### TASK OBJECTIVE
Write out each line beneath this one exactly as it reads.

(Records from a dataset)
※

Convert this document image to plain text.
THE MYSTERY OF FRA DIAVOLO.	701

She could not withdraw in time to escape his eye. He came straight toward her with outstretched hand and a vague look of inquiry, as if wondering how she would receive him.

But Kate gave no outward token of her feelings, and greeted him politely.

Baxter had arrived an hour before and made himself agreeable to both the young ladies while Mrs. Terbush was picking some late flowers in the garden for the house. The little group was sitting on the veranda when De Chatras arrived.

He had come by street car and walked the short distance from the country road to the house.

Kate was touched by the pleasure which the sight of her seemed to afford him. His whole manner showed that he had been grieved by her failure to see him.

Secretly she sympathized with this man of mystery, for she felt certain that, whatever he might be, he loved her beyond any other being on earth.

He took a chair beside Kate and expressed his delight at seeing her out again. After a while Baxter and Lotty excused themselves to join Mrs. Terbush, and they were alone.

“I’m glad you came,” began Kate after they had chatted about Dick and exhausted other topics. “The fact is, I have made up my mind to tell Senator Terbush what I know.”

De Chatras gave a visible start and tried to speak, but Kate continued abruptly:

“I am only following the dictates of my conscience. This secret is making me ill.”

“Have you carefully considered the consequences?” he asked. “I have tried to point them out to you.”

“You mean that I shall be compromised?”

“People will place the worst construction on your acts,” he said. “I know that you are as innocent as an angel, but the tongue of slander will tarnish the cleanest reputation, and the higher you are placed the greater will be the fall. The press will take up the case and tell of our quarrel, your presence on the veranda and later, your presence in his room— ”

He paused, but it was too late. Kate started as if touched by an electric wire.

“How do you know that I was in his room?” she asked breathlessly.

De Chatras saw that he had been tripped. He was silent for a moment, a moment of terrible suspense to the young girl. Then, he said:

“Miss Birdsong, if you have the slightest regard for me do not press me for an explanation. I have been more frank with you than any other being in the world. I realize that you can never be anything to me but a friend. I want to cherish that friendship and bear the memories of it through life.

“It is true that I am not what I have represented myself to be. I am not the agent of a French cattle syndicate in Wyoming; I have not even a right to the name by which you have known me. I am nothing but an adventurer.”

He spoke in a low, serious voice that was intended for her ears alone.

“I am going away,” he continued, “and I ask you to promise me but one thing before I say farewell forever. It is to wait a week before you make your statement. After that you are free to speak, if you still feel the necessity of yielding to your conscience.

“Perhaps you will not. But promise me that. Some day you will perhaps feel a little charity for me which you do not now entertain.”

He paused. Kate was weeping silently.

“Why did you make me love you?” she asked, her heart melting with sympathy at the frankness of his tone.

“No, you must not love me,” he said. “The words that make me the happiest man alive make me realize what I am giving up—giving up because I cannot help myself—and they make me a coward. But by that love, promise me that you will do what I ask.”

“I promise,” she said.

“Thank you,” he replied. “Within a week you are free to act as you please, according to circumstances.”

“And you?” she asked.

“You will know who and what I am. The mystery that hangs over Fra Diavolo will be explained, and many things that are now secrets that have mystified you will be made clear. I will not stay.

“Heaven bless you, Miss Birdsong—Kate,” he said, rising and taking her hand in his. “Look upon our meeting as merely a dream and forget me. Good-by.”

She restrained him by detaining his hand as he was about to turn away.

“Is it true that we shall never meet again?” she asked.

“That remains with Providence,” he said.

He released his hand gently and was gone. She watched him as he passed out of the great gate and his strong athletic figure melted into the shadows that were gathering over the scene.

※

### SOLUTION TO THIS PROBLEM
Convert this document image to plain text.
THE MYSTERY OF FRA DIAVOLO.	701

She could not withdraw in time to escape his eye. He came straight toward her with outstretched hand and a vague look of inquiry, as if wondering how she would receive him.

But Kate gave no outward token of her feelings, and greeted him politely.

Baxter had arrived an hour before and made himself agreeable to both the young ladies while Mrs. Terbush was picking some late flowers in the garden for the house. The little group was sitting on the veranda when De Chatras arrived.

He had come by street car and walked the short distance from the country road to the house.

Kate was touched by the pleasure which the sight of her seemed to afford him. His whole manner showed that he had been grieved by her failure to see him.

Secretly she sympathized with this man of mystery, for she felt certain that, whatever he might be, he loved her beyond any other being on earth.

He took a chair beside Kate and expressed his delight at seeing her out again. After a while Baxter and Lotty excused themselves to join Mrs. Terbush, and they were alone.

“I’m glad you came,” began Kate after they had chatted about Dick and exhausted other topics. “The fact is, I have made up my mind to tell Senator Terbush what I know.”

De Chatras gave a visible start and tried to speak, but Kate continued abruptly:

“I am only following the dictates of my conscience. This secret is making me ill.”

“Have you carefully considered the consequences?” he asked. “I have tried to point them out to you.”

“You mean that I shall be compromised?”

“People will place the worst construction on your acts,” he said. “I know that you are as innocent as an angel, but the tongue of slander will tarnish the cleanest reputation, and the higher you are placed the greater will be the fall. The press will take up the case and tell of our quarrel, your presence on the veranda and later, your presence in his room— ”

He paused, but it was too late. Kate started as if touched by an electric wire.

“How do you know that I was in his room?” she asked breathlessly.

De Chatras saw that he had been tripped. He was silent for a moment, a moment of terrible suspense to the young girl. Then, he said:

“Miss Birdsong, if you have the slightest regard for me do not press me for an explanation. I have been more frank with you than any other being in the world. I realize that you can never be anything to me but a friend. I want to cherish that friendship and bear the memories of it through life.

“It is true that I am not what I have represented myself to be. I am not the agent of a French cattle syndicate in Wyoming; I have not even a right to the name by which you have known me. I am nothing but an adventurer.”

He spoke in a low, serious voice that was intended for her ears alone.

“I am going away,” he continued, “and I ask you to promise me but one thing before I say farewell forever. It is to wait a week before you make your statement. After that you are free to speak, if you still feel the necessity of yielding to your conscience.

“Perhaps you will not. But promise me that. Some day you will perhaps feel a little charity for me which you do not now entertain.”

He paused. Kate was weeping silently.

“Why did you make me love you?” she asked, her heart melting with sympathy at the frankness of his tone.

“No, you must not love me,” he said. “The words that make me the happiest man alive make me realize what I am giving up—giving up because I cannot help myself—and they make me a coward. But by that love, promise me that you will do what I ask.”

“I promise,” she said.

“Thank you,” he replied. “Within a week you are free to act as you please, according to circumstances.”

“And you?” she asked.

“You will know who and what I am. The mystery that hangs over Fra Diavolo will be explained, and many things that are now secrets that have mystified you will be made clear. I will not stay.

“Heaven bless you, Miss Birdsong—Kate,” he said, rising and taking her hand in his. “Look upon our meeting as merely a dream and forget me. Good-by.”

She restrained him by detaining his hand as he was about to turn away.

“Is it true that we shall never meet again?” she asked.

“That remains with Providence,” he said.

He released his hand gently and was gone. She watched him as he passed out of the great gate and his strong athletic figure melted into the shadows that were gathering over the scene.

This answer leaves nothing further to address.